▸ RECORDED INFORMATION
★ ★ ★ ★

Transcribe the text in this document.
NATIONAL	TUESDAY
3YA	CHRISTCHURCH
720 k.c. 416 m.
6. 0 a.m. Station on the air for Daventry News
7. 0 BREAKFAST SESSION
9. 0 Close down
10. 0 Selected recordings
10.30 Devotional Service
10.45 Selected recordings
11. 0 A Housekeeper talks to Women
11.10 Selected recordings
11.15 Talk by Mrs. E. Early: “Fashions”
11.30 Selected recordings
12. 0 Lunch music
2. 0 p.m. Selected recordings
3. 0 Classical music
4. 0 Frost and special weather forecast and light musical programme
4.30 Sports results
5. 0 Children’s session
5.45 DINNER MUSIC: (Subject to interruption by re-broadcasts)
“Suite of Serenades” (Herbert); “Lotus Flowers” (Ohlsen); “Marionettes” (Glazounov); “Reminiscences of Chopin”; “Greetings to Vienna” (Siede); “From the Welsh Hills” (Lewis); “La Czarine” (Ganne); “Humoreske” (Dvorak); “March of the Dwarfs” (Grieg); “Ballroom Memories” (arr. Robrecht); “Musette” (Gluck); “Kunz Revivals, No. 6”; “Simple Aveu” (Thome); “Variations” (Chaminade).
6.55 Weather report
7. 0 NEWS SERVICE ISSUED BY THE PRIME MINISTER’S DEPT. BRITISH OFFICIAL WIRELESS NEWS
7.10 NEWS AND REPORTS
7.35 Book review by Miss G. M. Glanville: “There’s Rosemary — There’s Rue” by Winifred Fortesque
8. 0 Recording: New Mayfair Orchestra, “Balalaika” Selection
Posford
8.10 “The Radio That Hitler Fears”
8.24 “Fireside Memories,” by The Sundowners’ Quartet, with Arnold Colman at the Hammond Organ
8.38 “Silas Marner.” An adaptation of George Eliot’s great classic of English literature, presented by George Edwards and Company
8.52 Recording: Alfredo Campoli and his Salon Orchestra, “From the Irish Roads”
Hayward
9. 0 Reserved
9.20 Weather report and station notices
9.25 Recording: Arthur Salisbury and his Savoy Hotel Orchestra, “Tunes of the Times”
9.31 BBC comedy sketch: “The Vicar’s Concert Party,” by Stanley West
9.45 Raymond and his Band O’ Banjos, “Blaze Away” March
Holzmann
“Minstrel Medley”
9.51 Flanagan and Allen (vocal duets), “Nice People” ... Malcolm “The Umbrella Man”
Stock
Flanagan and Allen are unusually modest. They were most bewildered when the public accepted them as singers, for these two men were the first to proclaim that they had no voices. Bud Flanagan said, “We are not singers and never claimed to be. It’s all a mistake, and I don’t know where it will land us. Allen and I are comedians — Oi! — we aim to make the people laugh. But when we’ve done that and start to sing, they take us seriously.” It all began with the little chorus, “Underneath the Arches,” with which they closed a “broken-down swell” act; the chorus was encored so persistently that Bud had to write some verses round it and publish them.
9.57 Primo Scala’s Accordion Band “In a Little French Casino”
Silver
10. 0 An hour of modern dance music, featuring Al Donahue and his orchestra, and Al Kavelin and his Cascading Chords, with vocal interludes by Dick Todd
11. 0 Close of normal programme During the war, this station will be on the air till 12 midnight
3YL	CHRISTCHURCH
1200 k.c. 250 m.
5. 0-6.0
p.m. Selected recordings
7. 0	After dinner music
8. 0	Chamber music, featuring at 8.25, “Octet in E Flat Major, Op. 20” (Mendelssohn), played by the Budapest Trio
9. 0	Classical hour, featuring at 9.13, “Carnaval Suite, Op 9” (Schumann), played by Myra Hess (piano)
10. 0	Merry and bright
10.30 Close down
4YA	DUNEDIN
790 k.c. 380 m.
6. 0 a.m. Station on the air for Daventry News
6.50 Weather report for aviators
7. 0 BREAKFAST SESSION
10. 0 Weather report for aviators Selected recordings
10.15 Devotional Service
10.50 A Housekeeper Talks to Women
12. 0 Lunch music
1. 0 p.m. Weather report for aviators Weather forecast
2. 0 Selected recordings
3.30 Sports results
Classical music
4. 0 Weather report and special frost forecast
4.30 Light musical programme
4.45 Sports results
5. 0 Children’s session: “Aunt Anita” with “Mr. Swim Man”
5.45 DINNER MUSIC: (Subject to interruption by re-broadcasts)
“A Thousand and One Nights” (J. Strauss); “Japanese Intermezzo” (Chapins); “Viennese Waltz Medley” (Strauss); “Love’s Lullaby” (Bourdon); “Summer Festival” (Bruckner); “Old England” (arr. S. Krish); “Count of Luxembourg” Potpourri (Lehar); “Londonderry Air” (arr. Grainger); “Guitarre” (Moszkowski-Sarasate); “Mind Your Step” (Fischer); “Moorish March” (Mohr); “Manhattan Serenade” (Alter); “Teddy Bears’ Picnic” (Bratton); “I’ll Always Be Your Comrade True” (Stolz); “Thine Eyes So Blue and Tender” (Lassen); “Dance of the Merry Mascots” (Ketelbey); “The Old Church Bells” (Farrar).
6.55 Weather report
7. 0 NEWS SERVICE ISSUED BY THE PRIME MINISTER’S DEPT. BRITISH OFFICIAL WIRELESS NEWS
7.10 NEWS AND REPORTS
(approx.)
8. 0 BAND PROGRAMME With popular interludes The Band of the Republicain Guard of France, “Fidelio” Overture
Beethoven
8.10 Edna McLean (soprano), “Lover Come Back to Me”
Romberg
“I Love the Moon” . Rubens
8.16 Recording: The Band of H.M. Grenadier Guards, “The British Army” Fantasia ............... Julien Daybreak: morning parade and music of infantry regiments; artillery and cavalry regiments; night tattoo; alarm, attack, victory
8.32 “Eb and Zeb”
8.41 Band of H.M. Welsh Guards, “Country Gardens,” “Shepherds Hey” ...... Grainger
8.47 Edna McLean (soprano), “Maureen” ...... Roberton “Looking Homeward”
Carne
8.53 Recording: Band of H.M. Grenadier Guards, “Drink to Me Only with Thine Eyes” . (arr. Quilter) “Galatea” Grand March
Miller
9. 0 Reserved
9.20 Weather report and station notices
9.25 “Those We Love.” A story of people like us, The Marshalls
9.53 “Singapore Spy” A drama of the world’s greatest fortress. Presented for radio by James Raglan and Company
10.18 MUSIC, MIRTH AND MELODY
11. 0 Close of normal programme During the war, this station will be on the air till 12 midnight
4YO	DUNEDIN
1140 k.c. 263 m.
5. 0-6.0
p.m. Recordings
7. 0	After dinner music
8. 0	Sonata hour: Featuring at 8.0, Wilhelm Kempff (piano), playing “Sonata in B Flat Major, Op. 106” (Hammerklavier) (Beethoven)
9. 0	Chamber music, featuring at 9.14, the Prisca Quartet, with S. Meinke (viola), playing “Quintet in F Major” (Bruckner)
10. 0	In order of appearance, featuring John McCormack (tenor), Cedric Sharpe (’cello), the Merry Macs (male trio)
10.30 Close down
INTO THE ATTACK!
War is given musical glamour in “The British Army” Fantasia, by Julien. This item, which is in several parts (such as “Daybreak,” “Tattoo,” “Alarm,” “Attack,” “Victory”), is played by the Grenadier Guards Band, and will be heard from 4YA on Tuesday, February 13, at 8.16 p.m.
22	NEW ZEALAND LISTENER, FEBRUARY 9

★ ★ ★ ★

▸ WORK REQUIRED
Return each line of the records above exactly as it reads.

▸ WRITTEN ANSWER
Transcribe the text in this document.
NATIONAL	TUESDAY
3YA	CHRISTCHURCH
720 k.c. 416 m.
6. 0 a.m. Station on the air for Daventry News
7. 0 BREAKFAST SESSION
9. 0 Close down
10. 0 Selected recordings
10.30 Devotional Service
10.45 Selected recordings
11. 0 A Housekeeper talks to Women
11.10 Selected recordings
11.15 Talk by Mrs. E. Early: “Fashions”
11.30 Selected recordings
12. 0 Lunch music
2. 0 p.m. Selected recordings
3. 0 Classical music
4. 0 Frost and special weather forecast and light musical programme
4.30 Sports results
5. 0 Children’s session
5.45 DINNER MUSIC: (Subject to interruption by re-broadcasts)
“Suite of Serenades” (Herbert); “Lotus Flowers” (Ohlsen); “Marionettes” (Glazounov); “Reminiscences of Chopin”; “Greetings to Vienna” (Siede); “From the Welsh Hills” (Lewis); “La Czarine” (Ganne); “Humoreske” (Dvorak); “March of the Dwarfs” (Grieg); “Ballroom Memories” (arr. Robrecht); “Musette” (Gluck); “Kunz Revivals, No. 6”; “Simple Aveu” (Thome); “Variations” (Chaminade).
6.55 Weather report
7. 0 NEWS SERVICE ISSUED BY THE PRIME MINISTER’S DEPT. BRITISH OFFICIAL WIRELESS NEWS
7.10 NEWS AND REPORTS
7.35 Book review by Miss G. M. Glanville: “There’s Rosemary — There’s Rue” by Winifred Fortesque
8. 0 Recording: New Mayfair Orchestra, “Balalaika” Selection
Posford
8.10 “The Radio That Hitler Fears”
8.24 “Fireside Memories,” by The Sundowners’ Quartet, with Arnold Colman at the Hammond Organ
8.38 “Silas Marner.” An adaptation of George Eliot’s great classic of English literature, presented by George Edwards and Company
8.52 Recording: Alfredo Campoli and his Salon Orchestra, “From the Irish Roads”
Hayward
9. 0 Reserved
9.20 Weather report and station notices
9.25 Recording: Arthur Salisbury and his Savoy Hotel Orchestra, “Tunes of the Times”
9.31 BBC comedy sketch: “The Vicar’s Concert Party,” by Stanley West
9.45 Raymond and his Band O’ Banjos, “Blaze Away” March
Holzmann
“Minstrel Medley”
9.51 Flanagan and Allen (vocal duets), “Nice People” ... Malcolm “The Umbrella Man”
Stock
Flanagan and Allen are unusually modest. They were most bewildered when the public accepted them as singers, for these two men were the first to proclaim that they had no voices. Bud Flanagan said, “We are not singers and never claimed to be. It’s all a mistake, and I don’t know where it will land us. Allen and I are comedians — Oi! — we aim to make the people laugh. But when we’ve done that and start to sing, they take us seriously.” It all began with the little chorus, “Underneath the Arches,” with which they closed a “broken-down swell” act; the chorus was encored so persistently that Bud had to write some verses round it and publish them.
9.57 Primo Scala’s Accordion Band “In a Little French Casino”
Silver
10. 0 An hour of modern dance music, featuring Al Donahue and his orchestra, and Al Kavelin and his Cascading Chords, with vocal interludes by Dick Todd
11. 0 Close of normal programme During the war, this station will be on the air till 12 midnight
3YL	CHRISTCHURCH
1200 k.c. 250 m.
5. 0-6.0
p.m. Selected recordings
7. 0	After dinner music
8. 0	Chamber music, featuring at 8.25, “Octet in E Flat Major, Op. 20” (Mendelssohn), played by the Budapest Trio
9. 0	Classical hour, featuring at 9.13, “Carnaval Suite, Op 9” (Schumann), played by Myra Hess (piano)
10. 0	Merry and bright
10.30 Close down
4YA	DUNEDIN
790 k.c. 380 m.
6. 0 a.m. Station on the air for Daventry News
6.50 Weather report for aviators
7. 0 BREAKFAST SESSION
10. 0 Weather report for aviators Selected recordings
10.15 Devotional Service
10.50 A Housekeeper Talks to Women
12. 0 Lunch music
1. 0 p.m. Weather report for aviators Weather forecast
2. 0 Selected recordings
3.30 Sports results
Classical music
4. 0 Weather report and special frost forecast
4.30 Light musical programme
4.45 Sports results
5. 0 Children’s session: “Aunt Anita” with “Mr. Swim Man”
5.45 DINNER MUSIC: (Subject to interruption by re-broadcasts)
“A Thousand and One Nights” (J. Strauss); “Japanese Intermezzo” (Chapins); “Viennese Waltz Medley” (Strauss); “Love’s Lullaby” (Bourdon); “Summer Festival” (Bruckner); “Old England” (arr. S. Krish); “Count of Luxembourg” Potpourri (Lehar); “Londonderry Air” (arr. Grainger); “Guitarre” (Moszkowski-Sarasate); “Mind Your Step” (Fischer); “Moorish March” (Mohr); “Manhattan Serenade” (Alter); “Teddy Bears’ Picnic” (Bratton); “I’ll Always Be Your Comrade True” (Stolz); “Thine Eyes So Blue and Tender” (Lassen); “Dance of the Merry Mascots” (Ketelbey); “The Old Church Bells” (Farrar).
6.55 Weather report
7. 0 NEWS SERVICE ISSUED BY THE PRIME MINISTER’S DEPT. BRITISH OFFICIAL WIRELESS NEWS
7.10 NEWS AND REPORTS
(approx.)
8. 0 BAND PROGRAMME With popular interludes The Band of the Republicain Guard of France, “Fidelio” Overture
Beethoven
8.10 Edna McLean (soprano), “Lover Come Back to Me”
Romberg
“I Love the Moon” . Rubens
8.16 Recording: The Band of H.M. Grenadier Guards, “The British Army” Fantasia ............... Julien Daybreak: morning parade and music of infantry regiments; artillery and cavalry regiments; night tattoo; alarm, attack, victory
8.32 “Eb and Zeb”
8.41 Band of H.M. Welsh Guards, “Country Gardens,” “Shepherds Hey” ...... Grainger
8.47 Edna McLean (soprano), “Maureen” ...... Roberton “Looking Homeward”
Carne
8.53 Recording: Band of H.M. Grenadier Guards, “Drink to Me Only with Thine Eyes” . (arr. Quilter) “Galatea” Grand March
Miller
9. 0 Reserved
9.20 Weather report and station notices
9.25 “Those We Love.” A story of people like us, The Marshalls
9.53 “Singapore Spy” A drama of the world’s greatest fortress. Presented for radio by James Raglan and Company
10.18 MUSIC, MIRTH AND MELODY
11. 0 Close of normal programme During the war, this station will be on the air till 12 midnight
4YO	DUNEDIN
1140 k.c. 263 m.
5. 0-6.0
p.m. Recordings
7. 0	After dinner music
8. 0	Sonata hour: Featuring at 8.0, Wilhelm Kempff (piano), playing “Sonata in B Flat Major, Op. 106” (Hammerklavier) (Beethoven)
9. 0	Chamber music, featuring at 9.14, the Prisca Quartet, with S. Meinke (viola), playing “Quintet in F Major” (Bruckner)
10. 0	In order of appearance, featuring John McCormack (tenor), Cedric Sharpe (’cello), the Merry Macs (male trio)
10.30 Close down
INTO THE ATTACK!
War is given musical glamour in “The British Army” Fantasia, by Julien. This item, which is in several parts (such as “Daybreak,” “Tattoo,” “Alarm,” “Attack,” “Victory”), is played by the Grenadier Guards Band, and will be heard from 4YA on Tuesday, February 13, at 8.16 p.m.
22	NEW ZEALAND LISTENER, FEBRUARY 9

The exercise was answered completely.